** START EXERCISE INPUTS **

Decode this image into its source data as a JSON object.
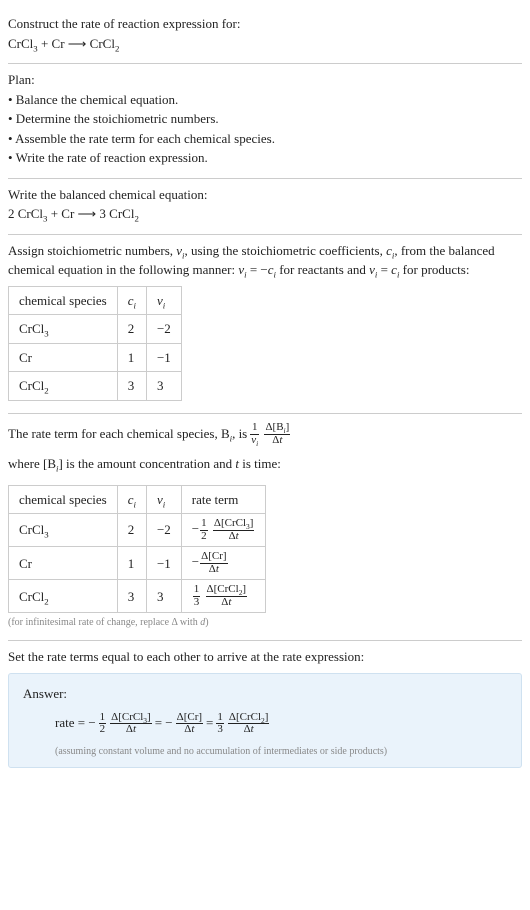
{
  "p1": {
    "line1": "Construct the rate of reaction expression for:",
    "eq_html": "CrCl<span class=\"sub\">3</span> + Cr ⟶ CrCl<span class=\"sub\">2</span>"
  },
  "plan": {
    "title": "Plan:",
    "b1": "• Balance the chemical equation.",
    "b2": "• Determine the stoichiometric numbers.",
    "b3": "• Assemble the rate term for each chemical species.",
    "b4": "• Write the rate of reaction expression."
  },
  "balanced": {
    "title": "Write the balanced chemical equation:",
    "eq_html": "2 CrCl<span class=\"sub\">3</span> + Cr ⟶ 3 CrCl<span class=\"sub\">2</span>"
  },
  "stoich": {
    "intro_html": "Assign stoichiometric numbers, <span class=\"itpar\">ν<span class=\"sub\">i</span></span>, using the stoichiometric coefficients, <span class=\"itpar\">c<span class=\"sub\">i</span></span>, from the balanced chemical equation in the following manner: <span class=\"itpar\">ν<span class=\"sub\">i</span></span> = −<span class=\"itpar\">c<span class=\"sub\">i</span></span> for reactants and <span class=\"itpar\">ν<span class=\"sub\">i</span></span> = <span class=\"itpar\">c<span class=\"sub\">i</span></span> for products:",
    "headers": {
      "species": "chemical species",
      "c_html": "<span class=\"itpar\">c<span class=\"sub\">i</span></span>",
      "nu_html": "<span class=\"itpar\">ν<span class=\"sub\">i</span></span>"
    },
    "rows": [
      {
        "sp_html": "CrCl<span class=\"sub\">3</span>",
        "c": "2",
        "nu": "−2"
      },
      {
        "sp_html": "Cr",
        "c": "1",
        "nu": "−1"
      },
      {
        "sp_html": "CrCl<span class=\"sub\">2</span>",
        "c": "3",
        "nu": "3"
      }
    ]
  },
  "rateterm": {
    "intro_pre": "The rate term for each chemical species, B",
    "intro_mid": ", is ",
    "intro_post_html": " where [B<span class=\"sub\"><span class=\"itpar\">i</span></span>] is the amount concentration and <span class=\"itpar\">t</span> is time:",
    "headers": {
      "species": "chemical species",
      "c_html": "<span class=\"itpar\">c<span class=\"sub\">i</span></span>",
      "nu_html": "<span class=\"itpar\">ν<span class=\"sub\">i</span></span>",
      "rate": "rate term"
    },
    "rows": [
      {
        "sp_html": "CrCl<span class=\"sub\">3</span>",
        "c": "2",
        "nu": "−2",
        "term_html": "−<span class=\"frac\"><span class=\"num\">1</span><span class=\"den\">2</span></span> <span class=\"frac\"><span class=\"num\">Δ[CrCl<span class=\"sub\">3</span>]</span><span class=\"den\">Δ<span class=\"itpar\">t</span></span></span>"
      },
      {
        "sp_html": "Cr",
        "c": "1",
        "nu": "−1",
        "term_html": "−<span class=\"frac\"><span class=\"num\">Δ[Cr]</span><span class=\"den\">Δ<span class=\"itpar\">t</span></span></span>"
      },
      {
        "sp_html": "CrCl<span class=\"sub\">2</span>",
        "c": "3",
        "nu": "3",
        "term_html": "<span class=\"frac\"><span class=\"num\">1</span><span class=\"den\">3</span></span> <span class=\"frac\"><span class=\"num\">Δ[CrCl<span class=\"sub\">2</span>]</span><span class=\"den\">Δ<span class=\"itpar\">t</span></span></span>"
      }
    ],
    "footnote_html": "(for infinitesimal rate of change, replace Δ with <span class=\"itpar\">d</span>)"
  },
  "final": {
    "title": "Set the rate terms equal to each other to arrive at the rate expression:",
    "answer_label": "Answer:",
    "rate_html": "rate = −<span class=\"frac\"><span class=\"num\">1</span><span class=\"den\">2</span></span> <span class=\"frac\"><span class=\"num\">Δ[CrCl<span class=\"sub\">3</span>]</span><span class=\"den\">Δ<span class=\"itpar\">t</span></span></span> = −<span class=\"frac\"><span class=\"num\">Δ[Cr]</span><span class=\"den\">Δ<span class=\"itpar\">t</span></span></span> = <span class=\"frac\"><span class=\"num\">1</span><span class=\"den\">3</span></span> <span class=\"frac\"><span class=\"num\">Δ[CrCl<span class=\"sub\">2</span>]</span><span class=\"den\">Δ<span class=\"itpar\">t</span></span></span>",
    "note": "(assuming constant volume and no accumulation of intermediates or side products)"
  }
}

** END EXERCISE INPUTS **

EXERCISE REQUIREMENTS: Copy out every line of the data that includes the word "stoichiometric".

FINAL RESULT:
    "b2": "• Determine the stoichiometric numbers.",
    "intro_html": "Assign stoichiometric numbers, <span class=\"itpar\">ν<span class=\"sub\">i</span></span>, using the stoichiometric coefficients, <span class=\"itpar\">c<span class=\"sub\">i</span></span>, from the balanced chemical equation in the following manner: <span class=\"itpar\">ν<span class=\"sub\">i</span></span> = −<span class=\"itpar\">c<span class=\"sub\">i</span></span> for reactants and <span class=\"itpar\">ν<span class=\"sub\">i</span></span> = <span class=\"itpar\">c<span class=\"sub\">i</span></span> for products:",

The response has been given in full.